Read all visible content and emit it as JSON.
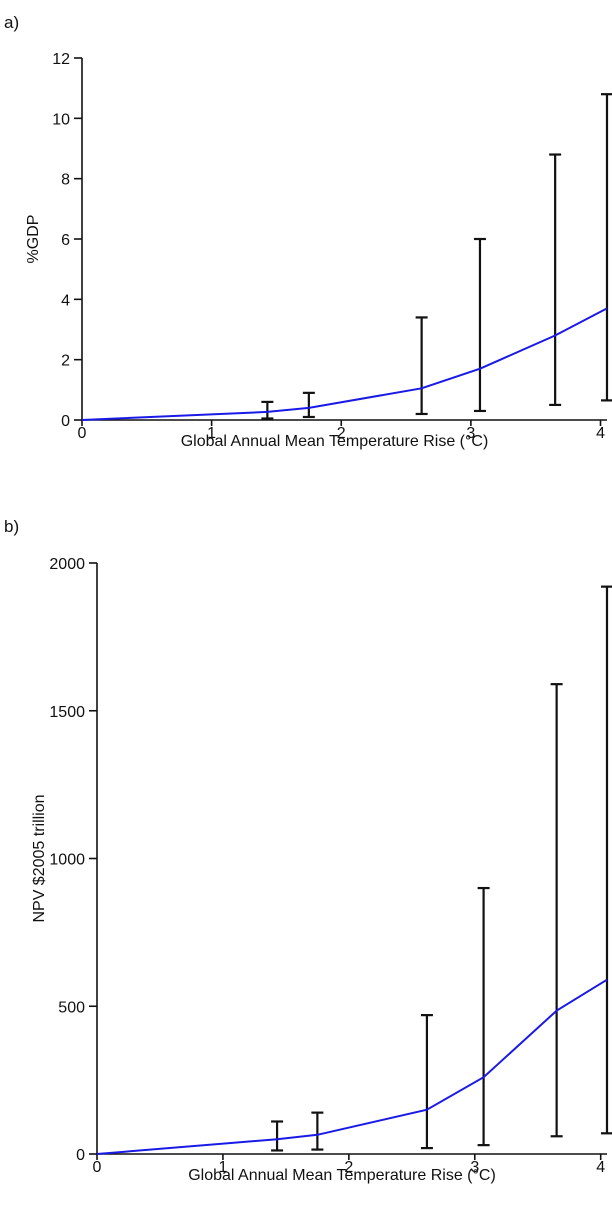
{
  "chart_data": [
    {
      "type": "line",
      "panel_label": "a)",
      "xlabel": "Global Annual Mean Temperature Rise (°C)",
      "ylabel": "%GDP",
      "xlim": [
        0,
        4.05
      ],
      "ylim": [
        0,
        12
      ],
      "xticks": [
        0,
        1,
        2,
        3,
        4
      ],
      "yticks": [
        0,
        2,
        4,
        6,
        8,
        10,
        12
      ],
      "grid": false,
      "series": [
        {
          "color": "#1a1ae6",
          "points": [
            [
              0,
              0
            ],
            [
              1.43,
              0.27
            ],
            [
              1.75,
              0.4
            ],
            [
              2.62,
              1.05
            ],
            [
              3.07,
              1.7
            ],
            [
              3.65,
              2.8
            ],
            [
              4.05,
              3.7
            ]
          ]
        }
      ],
      "error_bars": [
        {
          "x": 1.43,
          "low": 0.05,
          "high": 0.6
        },
        {
          "x": 1.75,
          "low": 0.1,
          "high": 0.9
        },
        {
          "x": 2.62,
          "low": 0.2,
          "high": 3.4
        },
        {
          "x": 3.07,
          "low": 0.3,
          "high": 6.0
        },
        {
          "x": 3.65,
          "low": 0.5,
          "high": 8.8
        },
        {
          "x": 4.05,
          "low": 0.65,
          "high": 10.8
        }
      ]
    },
    {
      "type": "line",
      "panel_label": "b)",
      "xlabel": "Global Annual Mean Temperature Rise (°C)",
      "ylabel": "NPV $2005 trillion",
      "xlim": [
        0,
        4.05
      ],
      "ylim": [
        0,
        2000
      ],
      "xticks": [
        0,
        1,
        2,
        3,
        4
      ],
      "yticks": [
        0,
        500,
        1000,
        1500,
        2000
      ],
      "grid": false,
      "series": [
        {
          "color": "#1a1ae6",
          "points": [
            [
              0,
              0
            ],
            [
              1.43,
              50
            ],
            [
              1.75,
              65
            ],
            [
              2.62,
              150
            ],
            [
              3.07,
              260
            ],
            [
              3.65,
              485
            ],
            [
              4.05,
              590
            ]
          ]
        }
      ],
      "error_bars": [
        {
          "x": 1.43,
          "low": 12,
          "high": 110
        },
        {
          "x": 1.75,
          "low": 15,
          "high": 140
        },
        {
          "x": 2.62,
          "low": 20,
          "high": 470
        },
        {
          "x": 3.07,
          "low": 30,
          "high": 900
        },
        {
          "x": 3.65,
          "low": 60,
          "high": 1590
        },
        {
          "x": 4.05,
          "low": 70,
          "high": 1920
        }
      ]
    }
  ]
}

......

WHAT IS NEEDED
Reproduce the whole listing word for word, setting aside any pictures.

SOLUTION BELOW
Read all visible content and emit it as JSON.
{
  "chart_data": [
    {
      "type": "line",
      "panel_label": "a)",
      "xlabel": "Global Annual Mean Temperature Rise (°C)",
      "ylabel": "%GDP",
      "xlim": [
        0,
        4.05
      ],
      "ylim": [
        0,
        12
      ],
      "xticks": [
        0,
        1,
        2,
        3,
        4
      ],
      "yticks": [
        0,
        2,
        4,
        6,
        8,
        10,
        12
      ],
      "grid": false,
      "series": [
        {
          "color": "#1a1ae6",
          "points": [
            [
              0,
              0
            ],
            [
              1.43,
              0.27
            ],
            [
              1.75,
              0.4
            ],
            [
              2.62,
              1.05
            ],
            [
              3.07,
              1.7
            ],
            [
              3.65,
              2.8
            ],
            [
              4.05,
              3.7
            ]
          ]
        }
      ],
      "error_bars": [
        {
          "x": 1.43,
          "low": 0.05,
          "high": 0.6
        },
        {
          "x": 1.75,
          "low": 0.1,
          "high": 0.9
        },
        {
          "x": 2.62,
          "low": 0.2,
          "high": 3.4
        },
        {
          "x": 3.07,
          "low": 0.3,
          "high": 6.0
        },
        {
          "x": 3.65,
          "low": 0.5,
          "high": 8.8
        },
        {
          "x": 4.05,
          "low": 0.65,
          "high": 10.8
        }
      ]
    },
    {
      "type": "line",
      "panel_label": "b)",
      "xlabel": "Global Annual Mean Temperature Rise (°C)",
      "ylabel": "NPV $2005 trillion",
      "xlim": [
        0,
        4.05
      ],
      "ylim": [
        0,
        2000
      ],
      "xticks": [
        0,
        1,
        2,
        3,
        4
      ],
      "yticks": [
        0,
        500,
        1000,
        1500,
        2000
      ],
      "grid": false,
      "series": [
        {
          "color": "#1a1ae6",
          "points": [
            [
              0,
              0
            ],
            [
              1.43,
              50
            ],
            [
              1.75,
              65
            ],
            [
              2.62,
              150
            ],
            [
              3.07,
              260
            ],
            [
              3.65,
              485
            ],
            [
              4.05,
              590
            ]
          ]
        }
      ],
      "error_bars": [
        {
          "x": 1.43,
          "low": 12,
          "high": 110
        },
        {
          "x": 1.75,
          "low": 15,
          "high": 140
        },
        {
          "x": 2.62,
          "low": 20,
          "high": 470
        },
        {
          "x": 3.07,
          "low": 30,
          "high": 900
        },
        {
          "x": 3.65,
          "low": 60,
          "high": 1590
        },
        {
          "x": 4.05,
          "low": 70,
          "high": 1920
        }
      ]
    }
  ]
}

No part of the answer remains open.